**Stored rows**

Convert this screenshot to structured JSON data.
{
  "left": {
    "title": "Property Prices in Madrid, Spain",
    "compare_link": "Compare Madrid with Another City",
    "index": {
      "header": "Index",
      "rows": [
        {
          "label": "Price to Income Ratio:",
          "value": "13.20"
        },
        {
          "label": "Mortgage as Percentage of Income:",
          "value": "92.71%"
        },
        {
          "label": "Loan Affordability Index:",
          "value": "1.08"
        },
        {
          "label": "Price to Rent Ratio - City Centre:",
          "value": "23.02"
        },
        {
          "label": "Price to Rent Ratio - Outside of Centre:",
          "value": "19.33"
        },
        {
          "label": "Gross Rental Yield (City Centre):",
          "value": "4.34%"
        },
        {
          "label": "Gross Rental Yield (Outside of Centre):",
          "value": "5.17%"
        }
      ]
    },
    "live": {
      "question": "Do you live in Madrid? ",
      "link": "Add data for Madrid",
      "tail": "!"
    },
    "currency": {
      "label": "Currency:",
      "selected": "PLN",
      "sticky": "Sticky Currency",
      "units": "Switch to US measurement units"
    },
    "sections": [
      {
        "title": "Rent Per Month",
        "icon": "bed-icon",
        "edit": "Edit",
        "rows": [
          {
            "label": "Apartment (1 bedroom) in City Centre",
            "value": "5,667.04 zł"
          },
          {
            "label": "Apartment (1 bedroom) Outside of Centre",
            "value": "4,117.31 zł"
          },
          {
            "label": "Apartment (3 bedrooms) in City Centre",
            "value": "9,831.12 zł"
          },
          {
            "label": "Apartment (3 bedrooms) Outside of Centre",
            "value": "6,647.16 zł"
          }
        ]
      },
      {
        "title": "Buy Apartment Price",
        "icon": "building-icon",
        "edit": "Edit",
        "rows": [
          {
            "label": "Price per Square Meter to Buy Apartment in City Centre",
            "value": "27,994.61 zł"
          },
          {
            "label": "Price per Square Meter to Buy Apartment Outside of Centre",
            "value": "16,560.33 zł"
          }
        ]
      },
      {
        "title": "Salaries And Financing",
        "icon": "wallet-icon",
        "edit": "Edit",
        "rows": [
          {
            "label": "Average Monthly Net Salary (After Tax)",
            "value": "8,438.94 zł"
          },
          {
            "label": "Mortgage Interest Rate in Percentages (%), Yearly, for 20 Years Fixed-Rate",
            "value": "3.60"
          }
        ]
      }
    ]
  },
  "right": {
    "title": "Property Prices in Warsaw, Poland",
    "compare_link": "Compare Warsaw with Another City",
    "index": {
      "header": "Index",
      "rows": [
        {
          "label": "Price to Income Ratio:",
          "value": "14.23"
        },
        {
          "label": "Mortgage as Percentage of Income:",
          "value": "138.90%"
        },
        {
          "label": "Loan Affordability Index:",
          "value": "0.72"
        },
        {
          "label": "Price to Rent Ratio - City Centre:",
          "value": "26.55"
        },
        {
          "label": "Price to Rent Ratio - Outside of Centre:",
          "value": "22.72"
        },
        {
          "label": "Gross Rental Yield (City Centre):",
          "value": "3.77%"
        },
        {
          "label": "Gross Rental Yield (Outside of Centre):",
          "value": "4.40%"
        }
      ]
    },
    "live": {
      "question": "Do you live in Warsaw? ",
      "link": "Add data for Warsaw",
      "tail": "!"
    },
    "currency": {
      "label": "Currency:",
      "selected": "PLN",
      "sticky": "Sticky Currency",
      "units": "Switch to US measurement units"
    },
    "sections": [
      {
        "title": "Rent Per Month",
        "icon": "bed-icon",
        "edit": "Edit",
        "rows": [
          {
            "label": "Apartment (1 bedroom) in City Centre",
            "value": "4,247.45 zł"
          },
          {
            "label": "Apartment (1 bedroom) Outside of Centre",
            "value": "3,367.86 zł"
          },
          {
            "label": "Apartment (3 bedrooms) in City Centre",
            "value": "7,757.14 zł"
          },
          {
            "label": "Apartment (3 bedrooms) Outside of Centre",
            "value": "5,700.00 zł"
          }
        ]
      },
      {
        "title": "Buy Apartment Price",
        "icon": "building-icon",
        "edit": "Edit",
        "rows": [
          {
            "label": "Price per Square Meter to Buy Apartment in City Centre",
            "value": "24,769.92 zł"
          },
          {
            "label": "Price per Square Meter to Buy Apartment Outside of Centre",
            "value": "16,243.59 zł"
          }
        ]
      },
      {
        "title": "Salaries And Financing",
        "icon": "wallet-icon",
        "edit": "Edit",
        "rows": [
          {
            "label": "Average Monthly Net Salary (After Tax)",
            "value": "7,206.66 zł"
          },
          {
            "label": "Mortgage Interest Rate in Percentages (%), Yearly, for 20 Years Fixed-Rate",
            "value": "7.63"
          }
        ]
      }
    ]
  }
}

**What you should do**
Find each line holding the string "Madrid" and copy it out.

**Exercise response**
    "title": "Property Prices in Madrid, Spain",
    "compare_link": "Compare Madrid with Another City",
      "question": "Do you live in Madrid? ",
      "link": "Add data for Madrid",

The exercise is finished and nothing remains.